WHAT IS NEEDED:
Write the listing out again, all of it, word for word.

===== MATERIAL FOR THE TASK =====

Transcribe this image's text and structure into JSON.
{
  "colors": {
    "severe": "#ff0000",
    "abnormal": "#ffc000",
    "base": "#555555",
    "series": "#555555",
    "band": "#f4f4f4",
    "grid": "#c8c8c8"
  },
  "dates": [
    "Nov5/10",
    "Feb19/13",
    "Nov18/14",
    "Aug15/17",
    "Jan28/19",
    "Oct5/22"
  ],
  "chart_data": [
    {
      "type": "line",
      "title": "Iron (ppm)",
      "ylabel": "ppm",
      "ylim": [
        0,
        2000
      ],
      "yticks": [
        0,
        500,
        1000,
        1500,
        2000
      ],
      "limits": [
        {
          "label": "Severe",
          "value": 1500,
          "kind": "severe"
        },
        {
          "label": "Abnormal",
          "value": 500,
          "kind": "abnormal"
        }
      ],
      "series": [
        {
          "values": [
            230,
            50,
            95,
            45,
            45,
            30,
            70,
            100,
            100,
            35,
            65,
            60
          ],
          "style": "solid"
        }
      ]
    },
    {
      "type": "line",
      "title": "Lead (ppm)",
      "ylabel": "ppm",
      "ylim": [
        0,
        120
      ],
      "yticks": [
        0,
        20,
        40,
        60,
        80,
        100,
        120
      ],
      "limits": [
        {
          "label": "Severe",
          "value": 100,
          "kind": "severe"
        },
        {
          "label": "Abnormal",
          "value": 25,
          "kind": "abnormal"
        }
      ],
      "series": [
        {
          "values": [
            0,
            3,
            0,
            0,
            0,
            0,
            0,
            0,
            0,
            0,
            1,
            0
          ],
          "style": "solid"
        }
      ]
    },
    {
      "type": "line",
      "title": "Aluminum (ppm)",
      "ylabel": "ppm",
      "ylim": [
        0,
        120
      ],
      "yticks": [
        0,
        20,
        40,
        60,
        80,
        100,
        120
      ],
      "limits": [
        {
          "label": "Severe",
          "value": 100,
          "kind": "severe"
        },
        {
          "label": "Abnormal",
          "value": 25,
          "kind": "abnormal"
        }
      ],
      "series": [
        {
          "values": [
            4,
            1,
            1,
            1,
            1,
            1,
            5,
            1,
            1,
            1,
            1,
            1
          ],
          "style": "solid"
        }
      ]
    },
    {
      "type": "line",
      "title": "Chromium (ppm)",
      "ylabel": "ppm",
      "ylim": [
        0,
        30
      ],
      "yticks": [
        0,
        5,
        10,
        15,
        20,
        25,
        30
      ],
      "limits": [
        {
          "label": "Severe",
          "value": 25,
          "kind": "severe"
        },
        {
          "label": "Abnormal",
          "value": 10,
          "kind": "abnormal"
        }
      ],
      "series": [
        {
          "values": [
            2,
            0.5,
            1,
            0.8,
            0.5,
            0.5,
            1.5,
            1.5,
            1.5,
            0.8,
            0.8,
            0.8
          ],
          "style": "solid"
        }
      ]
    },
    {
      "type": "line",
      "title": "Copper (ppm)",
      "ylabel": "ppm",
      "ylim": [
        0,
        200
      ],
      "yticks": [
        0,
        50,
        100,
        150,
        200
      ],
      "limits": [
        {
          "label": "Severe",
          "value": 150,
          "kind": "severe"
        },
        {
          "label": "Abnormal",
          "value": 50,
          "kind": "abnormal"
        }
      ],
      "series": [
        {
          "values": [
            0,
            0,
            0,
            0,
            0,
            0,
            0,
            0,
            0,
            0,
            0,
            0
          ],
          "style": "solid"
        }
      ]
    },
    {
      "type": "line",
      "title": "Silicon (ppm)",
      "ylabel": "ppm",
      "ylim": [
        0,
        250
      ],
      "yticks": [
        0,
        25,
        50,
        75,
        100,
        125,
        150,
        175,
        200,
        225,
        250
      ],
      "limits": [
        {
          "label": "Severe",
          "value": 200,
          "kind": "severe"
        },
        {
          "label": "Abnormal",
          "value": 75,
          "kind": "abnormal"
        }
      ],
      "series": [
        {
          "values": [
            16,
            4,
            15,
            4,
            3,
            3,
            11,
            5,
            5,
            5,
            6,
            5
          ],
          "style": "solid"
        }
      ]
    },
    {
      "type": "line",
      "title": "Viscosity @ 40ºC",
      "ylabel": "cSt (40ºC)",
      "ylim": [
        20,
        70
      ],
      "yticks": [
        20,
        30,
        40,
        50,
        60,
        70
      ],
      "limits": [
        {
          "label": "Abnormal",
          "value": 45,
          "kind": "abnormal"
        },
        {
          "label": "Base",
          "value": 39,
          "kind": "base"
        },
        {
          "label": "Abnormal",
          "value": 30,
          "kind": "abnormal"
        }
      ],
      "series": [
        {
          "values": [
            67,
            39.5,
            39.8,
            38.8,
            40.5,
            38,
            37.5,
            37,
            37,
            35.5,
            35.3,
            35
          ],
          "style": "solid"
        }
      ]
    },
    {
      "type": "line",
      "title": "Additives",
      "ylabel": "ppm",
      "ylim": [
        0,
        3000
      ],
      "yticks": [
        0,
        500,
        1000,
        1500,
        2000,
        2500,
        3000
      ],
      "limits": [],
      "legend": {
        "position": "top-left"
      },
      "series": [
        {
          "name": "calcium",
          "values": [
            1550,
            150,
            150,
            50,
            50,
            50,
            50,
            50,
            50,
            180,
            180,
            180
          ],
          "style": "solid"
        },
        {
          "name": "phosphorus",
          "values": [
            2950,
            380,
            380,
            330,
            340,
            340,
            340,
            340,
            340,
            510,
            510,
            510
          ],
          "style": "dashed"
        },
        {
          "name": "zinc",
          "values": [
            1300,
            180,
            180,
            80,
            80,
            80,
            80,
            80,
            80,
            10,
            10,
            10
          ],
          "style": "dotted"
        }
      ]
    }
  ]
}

=====

EXERCISE OUTPUT:
Transcribe this image's text and structure into JSON.
{
  "colors": {
    "severe": "#ff0000",
    "abnormal": "#ffc000",
    "base": "#555555",
    "series": "#555555",
    "band": "#f4f4f4",
    "grid": "#c8c8c8"
  },
  "dates": [
    "Nov5/10",
    "Feb19/13",
    "Nov18/14",
    "Aug15/17",
    "Jan28/19",
    "Oct5/22"
  ],
  "chart_data": [
    {
      "type": "line",
      "title": "Iron (ppm)",
      "ylabel": "ppm",
      "ylim": [
        0,
        2000
      ],
      "yticks": [
        0,
        500,
        1000,
        1500,
        2000
      ],
      "limits": [
        {
          "label": "Severe",
          "value": 1500,
          "kind": "severe"
        },
        {
          "label": "Abnormal",
          "value": 500,
          "kind": "abnormal"
        }
      ],
      "series": [
        {
          "values": [
            230,
            50,
            95,
            45,
            45,
            30,
            70,
            100,
            100,
            35,
            65,
            60
          ],
          "style": "solid"
        }
      ]
    },
    {
      "type": "line",
      "title": "Lead (ppm)",
      "ylabel": "ppm",
      "ylim": [
        0,
        120
      ],
      "yticks": [
        0,
        20,
        40,
        60,
        80,
        100,
        120
      ],
      "limits": [
        {
          "label": "Severe",
          "value": 100,
          "kind": "severe"
        },
        {
          "label": "Abnormal",
          "value": 25,
          "kind": "abnormal"
        }
      ],
      "series": [
        {
          "values": [
            0,
            3,
            0,
            0,
            0,
            0,
            0,
            0,
            0,
            0,
            1,
            0
          ],
          "style": "solid"
        }
      ]
    },
    {
      "type": "line",
      "title": "Aluminum (ppm)",
      "ylabel": "ppm",
      "ylim": [
        0,
        120
      ],
      "yticks": [
        0,
        20,
        40,
        60,
        80,
        100,
        120
      ],
      "limits": [
        {
          "label": "Severe",
          "value": 100,
          "kind": "severe"
        },
        {
          "label": "Abnormal",
          "value": 25,
          "kind": "abnormal"
        }
      ],
      "series": [
        {
          "values": [
            4,
            1,
            1,
            1,
            1,
            1,
            5,
            1,
            1,
            1,
            1,
            1
          ],
          "style": "solid"
        }
      ]
    },
    {
      "type": "line",
      "title": "Chromium (ppm)",
      "ylabel": "ppm",
      "ylim": [
        0,
        30
      ],
      "yticks": [
        0,
        5,
        10,
        15,
        20,
        25,
        30
      ],
      "limits": [
        {
          "label": "Severe",
          "value": 25,
          "kind": "severe"
        },
        {
          "label": "Abnormal",
          "value": 10,
          "kind": "abnormal"
        }
      ],
      "series": [
        {
          "values": [
            2,
            0.5,
            1,
            0.8,
            0.5,
            0.5,
            1.5,
            1.5,
            1.5,
            0.8,
            0.8,
            0.8
          ],
          "style": "solid"
        }
      ]
    },
    {
      "type": "line",
      "title": "Copper (ppm)",
      "ylabel": "ppm",
      "ylim": [
        0,
        200
      ],
      "yticks": [
        0,
        50,
        100,
        150,
        200
      ],
      "limits": [
        {
          "label": "Severe",
          "value": 150,
          "kind": "severe"
        },
        {
          "label": "Abnormal",
          "value": 50,
          "kind": "abnormal"
        }
      ],
      "series": [
        {
          "values": [
            0,
            0,
            0,
            0,
            0,
            0,
            0,
            0,
            0,
            0,
            0,
            0
          ],
          "style": "solid"
        }
      ]
    },
    {
      "type": "line",
      "title": "Silicon (ppm)",
      "ylabel": "ppm",
      "ylim": [
        0,
        250
      ],
      "yticks": [
        0,
        25,
        50,
        75,
        100,
        125,
        150,
        175,
        200,
        225,
        250
      ],
      "limits": [
        {
          "label": "Severe",
          "value": 200,
          "kind": "severe"
        },
        {
          "label": "Abnormal",
          "value": 75,
          "kind": "abnormal"
        }
      ],
      "series": [
        {
          "values": [
            16,
            4,
            15,
            4,
            3,
            3,
            11,
            5,
            5,
            5,
            6,
            5
          ],
          "style": "solid"
        }
      ]
    },
    {
      "type": "line",
      "title": "Viscosity @ 40ºC",
      "ylabel": "cSt (40ºC)",
      "ylim": [
        20,
        70
      ],
      "yticks": [
        20,
        30,
        40,
        50,
        60,
        70
      ],
      "limits": [
        {
          "label": "Abnormal",
          "value": 45,
          "kind": "abnormal"
        },
        {
          "label": "Base",
          "value": 39,
          "kind": "base"
        },
        {
          "label": "Abnormal",
          "value": 30,
          "kind": "abnormal"
        }
      ],
      "series": [
        {
          "values": [
            67,
            39.5,
            39.8,
            38.8,
            40.5,
            38,
            37.5,
            37,
            37,
            35.5,
            35.3,
            35
          ],
          "style": "solid"
        }
      ]
    },
    {
      "type": "line",
      "title": "Additives",
      "ylabel": "ppm",
      "ylim": [
        0,
        3000
      ],
      "yticks": [
        0,
        500,
        1000,
        1500,
        2000,
        2500,
        3000
      ],
      "limits": [],
      "legend": {
        "position": "top-left"
      },
      "series": [
        {
          "name": "calcium",
          "values": [
            1550,
            150,
            150,
            50,
            50,
            50,
            50,
            50,
            50,
            180,
            180,
            180
          ],
          "style": "solid"
        },
        {
          "name": "phosphorus",
          "values": [
            2950,
            380,
            380,
            330,
            340,
            340,
            340,
            340,
            340,
            510,
            510,
            510
          ],
          "style": "dashed"
        },
        {
          "name": "zinc",
          "values": [
            1300,
            180,
            180,
            80,
            80,
            80,
            80,
            80,
            80,
            10,
            10,
            10
          ],
          "style": "dotted"
        }
      ]
    }
  ]
}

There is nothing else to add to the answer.